YOUR OBJECTIVE: Word for word, set down the full listing below.

- - -

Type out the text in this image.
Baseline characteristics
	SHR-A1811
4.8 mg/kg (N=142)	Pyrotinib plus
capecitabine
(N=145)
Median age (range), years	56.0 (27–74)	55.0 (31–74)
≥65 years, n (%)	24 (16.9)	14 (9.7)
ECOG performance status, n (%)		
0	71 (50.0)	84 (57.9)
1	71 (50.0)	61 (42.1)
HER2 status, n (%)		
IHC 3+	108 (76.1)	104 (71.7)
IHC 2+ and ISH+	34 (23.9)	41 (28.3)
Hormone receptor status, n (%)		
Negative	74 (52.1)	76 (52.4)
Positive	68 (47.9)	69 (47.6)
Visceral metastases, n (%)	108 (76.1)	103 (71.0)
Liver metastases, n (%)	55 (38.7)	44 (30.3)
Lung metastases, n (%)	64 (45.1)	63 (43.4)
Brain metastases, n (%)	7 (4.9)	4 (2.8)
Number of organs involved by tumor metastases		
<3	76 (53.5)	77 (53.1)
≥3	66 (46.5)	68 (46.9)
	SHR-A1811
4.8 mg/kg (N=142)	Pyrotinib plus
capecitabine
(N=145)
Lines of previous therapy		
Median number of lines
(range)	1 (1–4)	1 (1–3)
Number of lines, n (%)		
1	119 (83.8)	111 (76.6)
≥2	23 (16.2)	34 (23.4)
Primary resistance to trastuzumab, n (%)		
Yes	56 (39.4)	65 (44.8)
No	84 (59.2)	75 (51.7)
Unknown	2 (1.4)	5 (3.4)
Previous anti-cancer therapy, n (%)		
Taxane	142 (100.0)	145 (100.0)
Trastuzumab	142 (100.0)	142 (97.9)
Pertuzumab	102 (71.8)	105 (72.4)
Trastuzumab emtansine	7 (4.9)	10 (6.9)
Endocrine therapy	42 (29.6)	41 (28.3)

- - -

WRITTEN SOLUTION:
Type out the text in this image.
Baseline characteristics
	SHR-A1811
4.8 mg/kg (N=142)	Pyrotinib plus
capecitabine
(N=145)
Median age (range), years	56.0 (27–74)	55.0 (31–74)
≥65 years, n (%)	24 (16.9)	14 (9.7)
ECOG performance status, n (%)		
0	71 (50.0)	84 (57.9)
1	71 (50.0)	61 (42.1)
HER2 status, n (%)		
IHC 3+	108 (76.1)	104 (71.7)
IHC 2+ and ISH+	34 (23.9)	41 (28.3)
Hormone receptor status, n (%)		
Negative	74 (52.1)	76 (52.4)
Positive	68 (47.9)	69 (47.6)
Visceral metastases, n (%)	108 (76.1)	103 (71.0)
Liver metastases, n (%)	55 (38.7)	44 (30.3)
Lung metastases, n (%)	64 (45.1)	63 (43.4)
Brain metastases, n (%)	7 (4.9)	4 (2.8)
Number of organs involved by tumor metastases		
<3	76 (53.5)	77 (53.1)
≥3	66 (46.5)	68 (46.9)
	SHR-A1811
4.8 mg/kg (N=142)	Pyrotinib plus
capecitabine
(N=145)
Lines of previous therapy		
Median number of lines
(range)	1 (1–4)	1 (1–3)
Number of lines, n (%)		
1	119 (83.8)	111 (76.6)
≥2	23 (16.2)	34 (23.4)
Primary resistance to trastuzumab, n (%)		
Yes	56 (39.4)	65 (44.8)
No	84 (59.2)	75 (51.7)
Unknown	2 (1.4)	5 (3.4)
Previous anti-cancer therapy, n (%)		
Taxane	142 (100.0)	145 (100.0)
Trastuzumab	142 (100.0)	142 (97.9)
Pertuzumab	102 (71.8)	105 (72.4)
Trastuzumab emtansine	7 (4.9)	10 (6.9)
Endocrine therapy	42 (29.6)	41 (28.3)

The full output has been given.